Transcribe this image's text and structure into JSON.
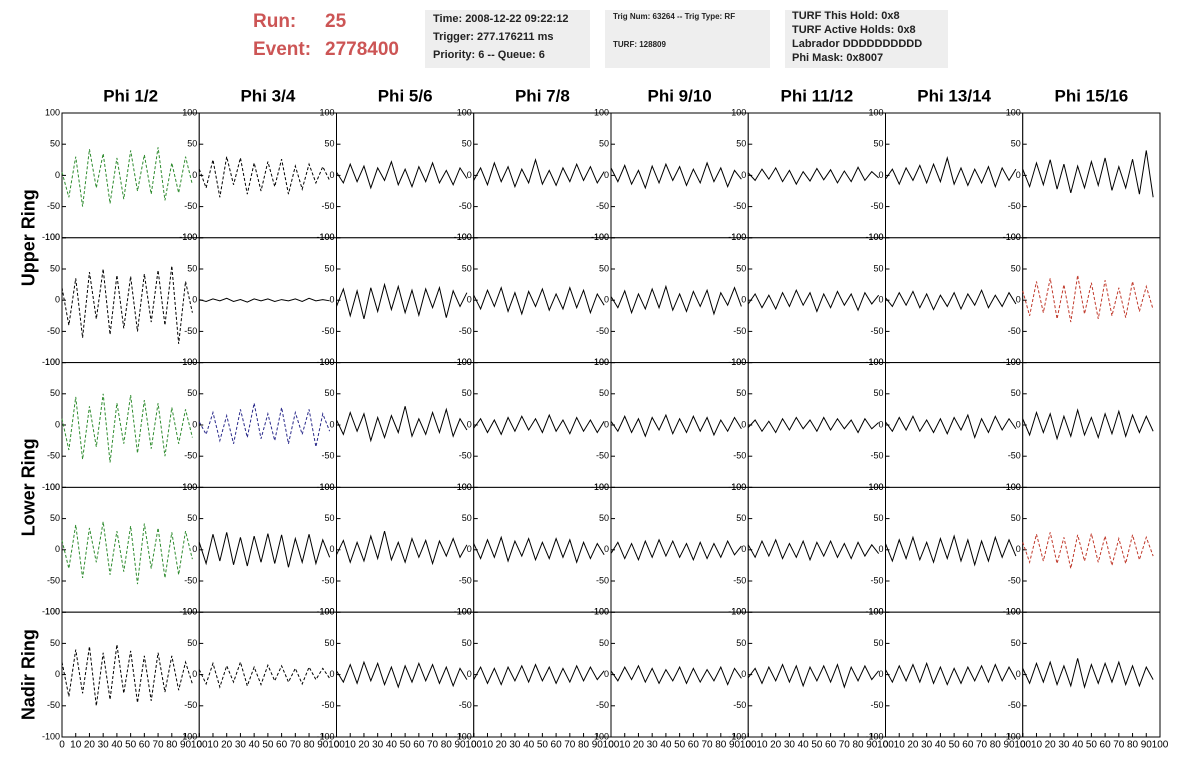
{
  "header": {
    "run_label": "Run:",
    "run": "25",
    "event_label": "Event:",
    "event": "2778400",
    "box1": [
      "Time: 2008-12-22 09:22:12",
      "Trigger: 277.176211 ms",
      "Priority: 6 -- Queue: 6"
    ],
    "box2": [
      "Trig Num: 63264 -- Trig Type: RF",
      "TURF: 128809"
    ],
    "box3": [
      "TURF This Hold: 0x8",
      "TURF Active Holds: 0x8",
      "Labrador DDDDDDDDDD",
      "Phi Mask: 0x8007"
    ]
  },
  "chart_data": {
    "type": "line",
    "columns": [
      "Phi 1/2",
      "Phi 3/4",
      "Phi 5/6",
      "Phi 7/8",
      "Phi 9/10",
      "Phi 11/12",
      "Phi 13/14",
      "Phi 15/16"
    ],
    "row_labels": [
      "Upper Ring",
      "Lower Ring",
      "Nadir Ring"
    ],
    "xlim": [
      0,
      100
    ],
    "xticks": [
      0,
      10,
      20,
      30,
      40,
      50,
      60,
      70,
      80,
      90,
      100
    ],
    "ylim": [
      -100,
      100
    ],
    "yticks": [
      -100,
      -50,
      0,
      50,
      100
    ],
    "x": [
      0,
      5,
      10,
      15,
      20,
      25,
      30,
      35,
      40,
      45,
      50,
      55,
      60,
      65,
      70,
      75,
      80,
      85,
      90,
      95
    ],
    "panels": [
      [
        {
          "color": "#2e8b2e",
          "dashed": true,
          "values": [
            5,
            -35,
            30,
            -50,
            42,
            -20,
            35,
            -45,
            28,
            -38,
            40,
            -25,
            33,
            -30,
            45,
            -40,
            20,
            -28,
            30,
            -15
          ]
        },
        {
          "color": "#000000",
          "dashed": true,
          "values": [
            10,
            -20,
            25,
            -35,
            30,
            -15,
            28,
            -30,
            20,
            -25,
            22,
            -18,
            26,
            -30,
            15,
            -22,
            18,
            -12,
            14,
            -8
          ]
        },
        {
          "color": "#000000",
          "dashed": false,
          "values": [
            5,
            -12,
            18,
            -10,
            15,
            -20,
            12,
            -8,
            22,
            -15,
            10,
            -18,
            14,
            -10,
            20,
            -12,
            8,
            -15,
            12,
            -5
          ]
        },
        {
          "color": "#000000",
          "dashed": false,
          "values": [
            -8,
            12,
            -15,
            20,
            -10,
            14,
            -18,
            10,
            -12,
            25,
            -14,
            8,
            -16,
            12,
            -10,
            18,
            -8,
            14,
            -12,
            6
          ]
        },
        {
          "color": "#000000",
          "dashed": false,
          "values": [
            12,
            -10,
            16,
            -14,
            8,
            -20,
            15,
            -12,
            18,
            -8,
            14,
            -16,
            10,
            -12,
            20,
            -10,
            12,
            -18,
            8,
            -6
          ]
        },
        {
          "color": "#000000",
          "dashed": false,
          "values": [
            4,
            -8,
            10,
            -6,
            12,
            -10,
            8,
            -14,
            6,
            -9,
            11,
            -7,
            9,
            -12,
            7,
            -10,
            13,
            -8,
            6,
            -4
          ]
        },
        {
          "color": "#000000",
          "dashed": false,
          "values": [
            -6,
            10,
            -14,
            12,
            -8,
            16,
            -12,
            18,
            -10,
            28,
            -14,
            12,
            -16,
            10,
            -12,
            14,
            -18,
            12,
            -8,
            10
          ]
        },
        {
          "color": "#000000",
          "dashed": false,
          "values": [
            10,
            -18,
            20,
            -15,
            25,
            -22,
            18,
            -28,
            15,
            -20,
            22,
            -16,
            28,
            -24,
            14,
            -20,
            26,
            -30,
            40,
            -35
          ]
        }
      ],
      [
        {
          "color": "#000000",
          "dashed": true,
          "values": [
            20,
            -40,
            35,
            -60,
            45,
            -30,
            50,
            -55,
            40,
            -45,
            38,
            -50,
            42,
            -35,
            48,
            -40,
            55,
            -70,
            30,
            -20
          ]
        },
        {
          "color": "#000000",
          "dashed": false,
          "values": [
            1,
            -2,
            2,
            -1,
            3,
            -2,
            1,
            -3,
            2,
            -1,
            2,
            -2,
            1,
            -1,
            2,
            -2,
            3,
            -1,
            1,
            -1
          ]
        },
        {
          "color": "#000000",
          "dashed": false,
          "values": [
            -10,
            18,
            -25,
            15,
            -30,
            20,
            -18,
            25,
            -15,
            22,
            -20,
            16,
            -24,
            18,
            -12,
            20,
            -28,
            15,
            -10,
            12
          ]
        },
        {
          "color": "#000000",
          "dashed": false,
          "values": [
            8,
            -14,
            16,
            -10,
            20,
            -18,
            12,
            -22,
            14,
            -10,
            18,
            -16,
            10,
            -14,
            20,
            -12,
            16,
            -20,
            10,
            -8
          ]
        },
        {
          "color": "#000000",
          "dashed": false,
          "values": [
            6,
            -12,
            15,
            -20,
            10,
            -14,
            18,
            -12,
            22,
            -16,
            10,
            -18,
            14,
            -10,
            16,
            -22,
            12,
            -8,
            20,
            -10
          ]
        },
        {
          "color": "#000000",
          "dashed": false,
          "values": [
            -6,
            10,
            -12,
            8,
            -14,
            12,
            -10,
            16,
            -8,
            12,
            -18,
            10,
            -12,
            14,
            -8,
            10,
            -16,
            12,
            -6,
            8
          ]
        },
        {
          "color": "#000000",
          "dashed": false,
          "values": [
            4,
            -10,
            12,
            -8,
            14,
            -12,
            10,
            -15,
            8,
            -10,
            12,
            -14,
            10,
            -8,
            16,
            -12,
            8,
            -10,
            12,
            -6
          ]
        },
        {
          "color": "#c0392b",
          "dashed": true,
          "values": [
            15,
            -25,
            30,
            -20,
            35,
            -30,
            25,
            -35,
            40,
            -22,
            28,
            -30,
            32,
            -25,
            20,
            -28,
            30,
            -18,
            22,
            -15
          ]
        }
      ],
      [
        {
          "color": "#2e8b2e",
          "dashed": true,
          "values": [
            10,
            -40,
            45,
            -55,
            30,
            -35,
            50,
            -60,
            35,
            -30,
            48,
            -45,
            40,
            -38,
            35,
            -50,
            28,
            -30,
            25,
            -20
          ]
        },
        {
          "color": "#2a2a8a",
          "dashed": true,
          "values": [
            5,
            -15,
            20,
            -25,
            15,
            -30,
            25,
            -20,
            35,
            -22,
            18,
            -25,
            28,
            -30,
            20,
            -15,
            25,
            -35,
            18,
            -10
          ]
        },
        {
          "color": "#000000",
          "dashed": false,
          "values": [
            8,
            -15,
            20,
            -10,
            18,
            -25,
            12,
            -20,
            15,
            -12,
            30,
            -18,
            10,
            -15,
            20,
            -12,
            25,
            -18,
            10,
            -8
          ]
        },
        {
          "color": "#000000",
          "dashed": false,
          "values": [
            -5,
            10,
            -12,
            8,
            -15,
            12,
            -10,
            14,
            -8,
            10,
            -12,
            16,
            -10,
            8,
            -14,
            12,
            -10,
            8,
            -12,
            6
          ]
        },
        {
          "color": "#000000",
          "dashed": false,
          "values": [
            6,
            -10,
            14,
            -12,
            10,
            -18,
            12,
            -8,
            16,
            -14,
            10,
            -12,
            14,
            -10,
            12,
            -16,
            8,
            -10,
            12,
            -6
          ]
        },
        {
          "color": "#000000",
          "dashed": false,
          "values": [
            -4,
            8,
            -10,
            6,
            -12,
            10,
            -8,
            12,
            -6,
            8,
            -10,
            12,
            -8,
            10,
            -6,
            8,
            -12,
            10,
            -6,
            4
          ]
        },
        {
          "color": "#000000",
          "dashed": false,
          "values": [
            5,
            -10,
            12,
            -8,
            14,
            -10,
            8,
            -12,
            10,
            -14,
            12,
            -8,
            16,
            -20,
            10,
            -12,
            14,
            -8,
            10,
            -6
          ]
        },
        {
          "color": "#000000",
          "dashed": false,
          "values": [
            10,
            -16,
            20,
            -12,
            18,
            -22,
            14,
            -18,
            24,
            -16,
            12,
            -20,
            18,
            -14,
            22,
            -18,
            16,
            -12,
            14,
            -10
          ]
        }
      ],
      [
        {
          "color": "#2e8b2e",
          "dashed": true,
          "values": [
            15,
            -30,
            40,
            -45,
            35,
            -20,
            45,
            -40,
            30,
            -35,
            38,
            -55,
            42,
            -30,
            35,
            -45,
            28,
            -40,
            30,
            -15
          ]
        },
        {
          "color": "#000000",
          "dashed": false,
          "values": [
            12,
            -22,
            25,
            -18,
            28,
            -24,
            20,
            -26,
            22,
            -20,
            26,
            -22,
            24,
            -28,
            18,
            -20,
            25,
            -22,
            16,
            -12
          ]
        },
        {
          "color": "#000000",
          "dashed": false,
          "values": [
            -8,
            15,
            -20,
            12,
            -18,
            22,
            -14,
            30,
            -16,
            12,
            -20,
            18,
            -12,
            15,
            -22,
            14,
            -10,
            18,
            -12,
            8
          ]
        },
        {
          "color": "#000000",
          "dashed": false,
          "values": [
            10,
            -14,
            16,
            -12,
            20,
            -18,
            14,
            -10,
            18,
            -16,
            12,
            -14,
            18,
            -12,
            16,
            -20,
            12,
            -14,
            10,
            -8
          ]
        },
        {
          "color": "#000000",
          "dashed": false,
          "values": [
            -6,
            12,
            -14,
            10,
            -16,
            14,
            -12,
            16,
            -10,
            14,
            -12,
            10,
            -16,
            12,
            -14,
            10,
            -12,
            14,
            -8,
            6
          ]
        },
        {
          "color": "#000000",
          "dashed": false,
          "values": [
            8,
            -12,
            14,
            -10,
            16,
            -14,
            10,
            -12,
            14,
            -16,
            12,
            -10,
            14,
            -12,
            10,
            -14,
            12,
            -10,
            8,
            -6
          ]
        },
        {
          "color": "#000000",
          "dashed": false,
          "values": [
            10,
            -18,
            16,
            -14,
            20,
            -16,
            12,
            -20,
            18,
            -14,
            22,
            -18,
            16,
            -24,
            14,
            -18,
            20,
            -12,
            16,
            -10
          ]
        },
        {
          "color": "#c0392b",
          "dashed": true,
          "values": [
            12,
            -20,
            25,
            -18,
            28,
            -22,
            20,
            -30,
            24,
            -18,
            26,
            -20,
            22,
            -25,
            18,
            -22,
            24,
            -16,
            20,
            -10
          ]
        }
      ],
      [
        {
          "color": "#000000",
          "dashed": true,
          "values": [
            20,
            -35,
            40,
            -30,
            45,
            -50,
            35,
            -40,
            48,
            -30,
            38,
            -45,
            30,
            -42,
            35,
            -28,
            30,
            -25,
            20,
            -15
          ]
        },
        {
          "color": "#000000",
          "dashed": true,
          "values": [
            8,
            -15,
            18,
            -20,
            14,
            -12,
            20,
            -18,
            12,
            -16,
            15,
            -10,
            14,
            -12,
            10,
            -15,
            12,
            -8,
            10,
            -6
          ]
        },
        {
          "color": "#000000",
          "dashed": false,
          "values": [
            6,
            -12,
            16,
            -14,
            20,
            -10,
            18,
            -16,
            12,
            -20,
            14,
            -12,
            18,
            -10,
            16,
            -14,
            12,
            -18,
            10,
            -8
          ]
        },
        {
          "color": "#000000",
          "dashed": false,
          "values": [
            -8,
            12,
            -14,
            10,
            -16,
            12,
            -10,
            14,
            -12,
            16,
            -10,
            12,
            -14,
            10,
            -12,
            14,
            -10,
            12,
            -8,
            6
          ]
        },
        {
          "color": "#000000",
          "dashed": false,
          "values": [
            6,
            -10,
            12,
            -8,
            14,
            -12,
            10,
            -14,
            8,
            -10,
            12,
            -14,
            10,
            -12,
            8,
            -10,
            12,
            -16,
            10,
            -6
          ]
        },
        {
          "color": "#000000",
          "dashed": false,
          "values": [
            -5,
            10,
            -14,
            12,
            -10,
            16,
            -12,
            14,
            -18,
            12,
            -10,
            14,
            -12,
            16,
            -20,
            12,
            -10,
            14,
            -8,
            6
          ]
        },
        {
          "color": "#000000",
          "dashed": false,
          "values": [
            8,
            -12,
            14,
            -10,
            16,
            -12,
            18,
            -14,
            12,
            -16,
            10,
            -14,
            12,
            -10,
            14,
            -12,
            16,
            -10,
            12,
            -8
          ]
        },
        {
          "color": "#000000",
          "dashed": false,
          "values": [
            10,
            -14,
            18,
            -12,
            20,
            -16,
            14,
            -18,
            26,
            -20,
            16,
            -14,
            18,
            -12,
            20,
            -16,
            14,
            -18,
            12,
            -8
          ]
        }
      ]
    ]
  }
}
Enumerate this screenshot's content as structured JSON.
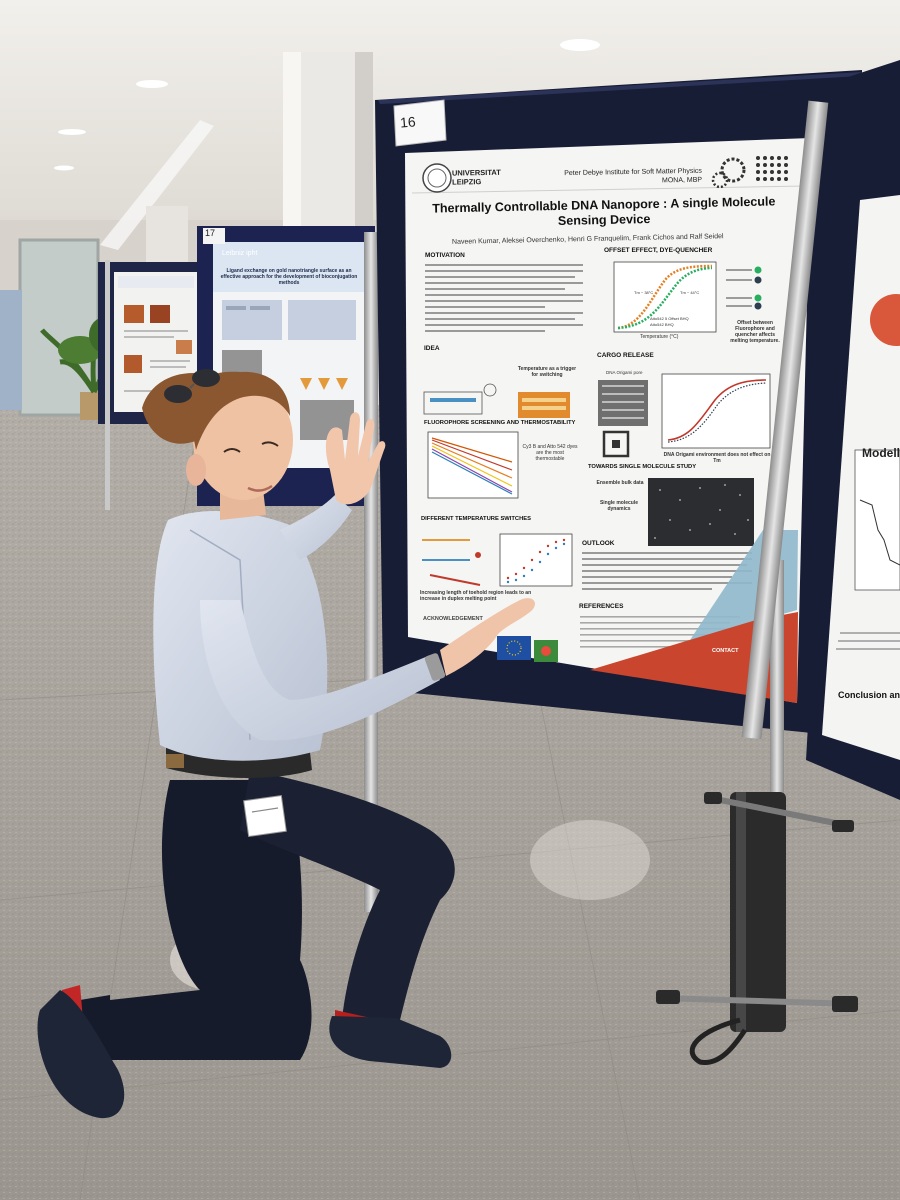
{
  "poster": {
    "board_number": "16",
    "neighbor_board_number": "17",
    "university": "UNIVERSITAT LEIPZIG",
    "institute": "Peter Debye Institute for Soft Matter Physics",
    "institute_sub": "MONA, MBP",
    "title": "Thermally Controllable DNA Nanopore : A single Molecule Sensing Device",
    "authors": "Naveen Kumar, Aleksei Overchenko, Henri G Franquelim, Frank Cichos and Ralf Seidel",
    "sections": {
      "motivation": "MOTIVATION",
      "idea": "IDEA",
      "offset": "OFFSET EFFECT, DYE-QUENCHER",
      "cargo": "CARGO RELEASE",
      "fluorophore": "FLUOROPHORE SCREENING AND THERMOSTABILITY",
      "towards": "TOWARDS SINGLE MOLECULE STUDY",
      "switches": "DIFFERENT TEMPERATURE SWITCHES",
      "outlook": "OUTLOOK",
      "references": "REFERENCES",
      "acknowledgement": "ACKNOWLEDGEMENT",
      "contact": "CONTACT"
    },
    "notes": {
      "trigger": "Temperature as a trigger for switching",
      "dyes": "Cy3 B and Atto 542 dyes are the most thermostable",
      "offset_note": "Offset between Fluorophore and quencher affects melting temperature.",
      "origami_note": "DNA Origami environment does not effect on Tm",
      "ensemble": "Ensemble bulk data",
      "single": "Single molecule dynamics",
      "toehold": "Increasing length of toehold region leads to an increase in duplex melting point",
      "xlabel": "Temperature (°C)",
      "legend_a": "Atto542 5 Offset BHQ",
      "legend_b": "Atto542 BHQ",
      "tm_label": "Tm ~ 38°C",
      "tm_label2": "Tm ~ 44°C",
      "cargo_chart_title": "DNA Origami pore"
    }
  },
  "side_poster": {
    "title": "Ligand exchange on gold nanotriangle surface as an effective approach for the development of bioconjugation methods",
    "logo": "Leibniz ipht"
  },
  "right_poster": {
    "modelling": "Modelling",
    "conclusion": "Conclusion and future"
  },
  "colors": {
    "board_navy": "#1b2240",
    "poster_white": "#f4f4f2",
    "contact_red": "#c9452e",
    "floor": "#b9b4ad"
  }
}
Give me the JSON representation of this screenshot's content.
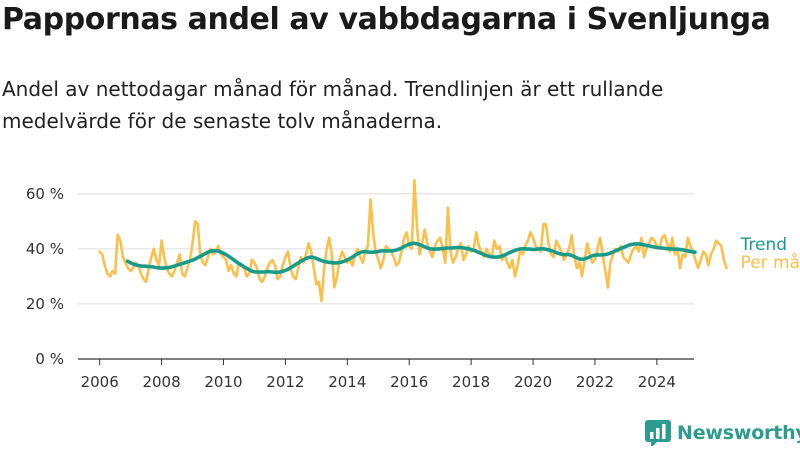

■ Stated task:
Using the records above, select and copy every line that has the word "TURF".

■ Reply to the task:
      "TURF: 128809"
      "TURF This Hold: 0x8",
      "TURF Active Holds: 0x8",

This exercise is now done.